** Start THE DATA **

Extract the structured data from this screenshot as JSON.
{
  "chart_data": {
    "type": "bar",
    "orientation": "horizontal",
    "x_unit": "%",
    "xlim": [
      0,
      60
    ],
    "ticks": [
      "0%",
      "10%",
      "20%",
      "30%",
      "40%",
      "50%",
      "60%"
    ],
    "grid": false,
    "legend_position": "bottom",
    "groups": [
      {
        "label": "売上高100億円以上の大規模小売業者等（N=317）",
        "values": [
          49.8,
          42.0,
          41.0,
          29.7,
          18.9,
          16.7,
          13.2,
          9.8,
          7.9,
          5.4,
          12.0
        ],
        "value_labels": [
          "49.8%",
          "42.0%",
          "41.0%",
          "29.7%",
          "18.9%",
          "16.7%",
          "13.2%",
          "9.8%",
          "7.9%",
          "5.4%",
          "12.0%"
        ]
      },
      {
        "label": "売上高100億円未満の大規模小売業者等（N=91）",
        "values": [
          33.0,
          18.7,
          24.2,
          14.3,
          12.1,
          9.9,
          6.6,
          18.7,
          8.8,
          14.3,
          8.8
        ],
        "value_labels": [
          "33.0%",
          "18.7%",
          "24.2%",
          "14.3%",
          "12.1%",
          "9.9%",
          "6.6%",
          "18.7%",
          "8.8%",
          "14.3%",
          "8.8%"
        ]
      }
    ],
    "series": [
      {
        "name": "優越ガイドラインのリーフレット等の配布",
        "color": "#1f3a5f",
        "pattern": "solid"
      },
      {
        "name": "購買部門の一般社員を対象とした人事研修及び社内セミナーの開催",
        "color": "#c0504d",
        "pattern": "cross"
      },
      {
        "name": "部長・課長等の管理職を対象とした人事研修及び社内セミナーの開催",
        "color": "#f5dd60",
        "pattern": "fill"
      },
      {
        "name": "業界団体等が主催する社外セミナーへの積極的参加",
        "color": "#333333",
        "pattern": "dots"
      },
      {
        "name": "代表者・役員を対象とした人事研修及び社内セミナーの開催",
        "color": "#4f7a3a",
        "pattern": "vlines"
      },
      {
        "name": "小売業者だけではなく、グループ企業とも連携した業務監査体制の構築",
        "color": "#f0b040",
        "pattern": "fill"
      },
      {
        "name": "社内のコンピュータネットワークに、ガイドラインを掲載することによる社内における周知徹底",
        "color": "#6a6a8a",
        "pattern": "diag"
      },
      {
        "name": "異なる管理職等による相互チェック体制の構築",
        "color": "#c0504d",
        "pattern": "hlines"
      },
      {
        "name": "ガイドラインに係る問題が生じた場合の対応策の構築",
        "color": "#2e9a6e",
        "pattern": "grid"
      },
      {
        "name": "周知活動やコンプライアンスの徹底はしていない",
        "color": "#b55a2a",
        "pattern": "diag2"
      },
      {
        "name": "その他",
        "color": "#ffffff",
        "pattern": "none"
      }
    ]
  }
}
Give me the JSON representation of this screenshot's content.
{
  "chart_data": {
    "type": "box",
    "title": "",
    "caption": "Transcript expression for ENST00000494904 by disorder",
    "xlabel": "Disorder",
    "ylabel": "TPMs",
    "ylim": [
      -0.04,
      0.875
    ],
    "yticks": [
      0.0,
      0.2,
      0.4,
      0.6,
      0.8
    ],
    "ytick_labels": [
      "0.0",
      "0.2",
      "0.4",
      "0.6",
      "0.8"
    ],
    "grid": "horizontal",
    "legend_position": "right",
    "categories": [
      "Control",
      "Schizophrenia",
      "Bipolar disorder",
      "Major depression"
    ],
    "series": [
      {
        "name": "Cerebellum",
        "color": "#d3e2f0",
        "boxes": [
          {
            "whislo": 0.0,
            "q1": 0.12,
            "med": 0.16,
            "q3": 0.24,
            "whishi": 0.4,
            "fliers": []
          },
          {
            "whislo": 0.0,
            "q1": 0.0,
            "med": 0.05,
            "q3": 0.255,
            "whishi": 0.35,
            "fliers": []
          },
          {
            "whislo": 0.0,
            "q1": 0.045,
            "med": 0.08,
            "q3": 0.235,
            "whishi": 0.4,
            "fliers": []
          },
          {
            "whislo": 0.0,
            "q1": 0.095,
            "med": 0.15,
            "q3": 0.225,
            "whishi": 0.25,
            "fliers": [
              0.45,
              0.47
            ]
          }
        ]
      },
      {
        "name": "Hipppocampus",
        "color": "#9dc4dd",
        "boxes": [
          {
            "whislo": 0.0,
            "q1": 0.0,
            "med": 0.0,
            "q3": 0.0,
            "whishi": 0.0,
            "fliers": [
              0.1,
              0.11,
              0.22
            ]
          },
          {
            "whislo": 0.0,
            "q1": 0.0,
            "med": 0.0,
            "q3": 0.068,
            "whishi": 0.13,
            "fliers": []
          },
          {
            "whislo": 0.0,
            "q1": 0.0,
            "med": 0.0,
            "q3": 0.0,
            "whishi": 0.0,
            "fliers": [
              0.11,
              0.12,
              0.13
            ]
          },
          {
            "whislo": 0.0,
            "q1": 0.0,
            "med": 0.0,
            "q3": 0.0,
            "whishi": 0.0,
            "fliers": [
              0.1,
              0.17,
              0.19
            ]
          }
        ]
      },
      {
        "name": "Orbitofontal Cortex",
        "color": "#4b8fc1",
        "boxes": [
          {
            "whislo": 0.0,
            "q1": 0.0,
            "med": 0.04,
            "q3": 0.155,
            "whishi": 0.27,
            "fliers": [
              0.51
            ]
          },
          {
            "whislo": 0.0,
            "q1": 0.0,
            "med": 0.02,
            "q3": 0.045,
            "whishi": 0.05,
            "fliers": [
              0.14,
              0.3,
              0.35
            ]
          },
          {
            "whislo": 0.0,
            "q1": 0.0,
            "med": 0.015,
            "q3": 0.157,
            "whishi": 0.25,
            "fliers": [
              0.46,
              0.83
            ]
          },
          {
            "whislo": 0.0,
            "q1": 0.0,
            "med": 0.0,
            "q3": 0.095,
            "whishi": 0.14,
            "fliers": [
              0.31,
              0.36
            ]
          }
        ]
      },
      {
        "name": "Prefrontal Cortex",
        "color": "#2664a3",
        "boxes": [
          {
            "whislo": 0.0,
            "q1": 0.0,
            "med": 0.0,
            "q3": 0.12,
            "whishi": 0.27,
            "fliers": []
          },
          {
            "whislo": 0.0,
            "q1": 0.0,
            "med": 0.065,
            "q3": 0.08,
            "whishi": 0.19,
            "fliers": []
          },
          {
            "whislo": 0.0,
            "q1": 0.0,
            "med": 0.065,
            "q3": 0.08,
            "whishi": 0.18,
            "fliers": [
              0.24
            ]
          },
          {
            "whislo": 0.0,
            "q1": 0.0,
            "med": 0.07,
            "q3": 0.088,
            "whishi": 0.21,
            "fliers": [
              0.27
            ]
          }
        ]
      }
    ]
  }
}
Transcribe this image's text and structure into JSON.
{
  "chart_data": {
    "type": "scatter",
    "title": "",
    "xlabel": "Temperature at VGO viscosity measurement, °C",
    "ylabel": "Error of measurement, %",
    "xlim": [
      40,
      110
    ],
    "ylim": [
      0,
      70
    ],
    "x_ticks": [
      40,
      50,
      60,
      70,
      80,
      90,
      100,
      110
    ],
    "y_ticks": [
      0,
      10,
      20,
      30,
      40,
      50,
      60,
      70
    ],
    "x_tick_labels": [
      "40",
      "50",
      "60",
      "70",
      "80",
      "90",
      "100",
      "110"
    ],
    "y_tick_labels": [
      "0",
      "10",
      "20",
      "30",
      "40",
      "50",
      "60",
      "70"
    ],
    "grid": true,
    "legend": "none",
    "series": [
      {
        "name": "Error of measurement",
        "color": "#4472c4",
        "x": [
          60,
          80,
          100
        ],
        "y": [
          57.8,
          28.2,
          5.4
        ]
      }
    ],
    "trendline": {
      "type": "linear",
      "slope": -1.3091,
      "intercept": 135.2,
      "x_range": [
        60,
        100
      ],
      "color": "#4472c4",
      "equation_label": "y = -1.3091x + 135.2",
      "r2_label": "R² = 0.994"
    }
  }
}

** End THE DATA **

YOUR OBJECTIVE →
Repeat, without change, each line of the data above from the one that contains "Transcribe this image's" through the final line, counting both.

EXERCISE SOLUTION →
Transcribe this image's text and structure into JSON.
{
  "chart_data": {
    "type": "scatter",
    "title": "",
    "xlabel": "Temperature at VGO viscosity measurement, °C",
    "ylabel": "Error of measurement, %",
    "xlim": [
      40,
      110
    ],
    "ylim": [
      0,
      70
    ],
    "x_ticks": [
      40,
      50,
      60,
      70,
      80,
      90,
      100,
      110
    ],
    "y_ticks": [
      0,
      10,
      20,
      30,
      40,
      50,
      60,
      70
    ],
    "x_tick_labels": [
      "40",
      "50",
      "60",
      "70",
      "80",
      "90",
      "100",
      "110"
    ],
    "y_tick_labels": [
      "0",
      "10",
      "20",
      "30",
      "40",
      "50",
      "60",
      "70"
    ],
    "grid": true,
    "legend": "none",
    "series": [
      {
        "name": "Error of measurement",
        "color": "#4472c4",
        "x": [
          60,
          80,
          100
        ],
        "y": [
          57.8,
          28.2,
          5.4
        ]
      }
    ],
    "trendline": {
      "type": "linear",
      "slope": -1.3091,
      "intercept": 135.2,
      "x_range": [
        60,
        100
      ],
      "color": "#4472c4",
      "equation_label": "y = -1.3091x + 135.2",
      "r2_label": "R² = 0.994"
    }
  }
}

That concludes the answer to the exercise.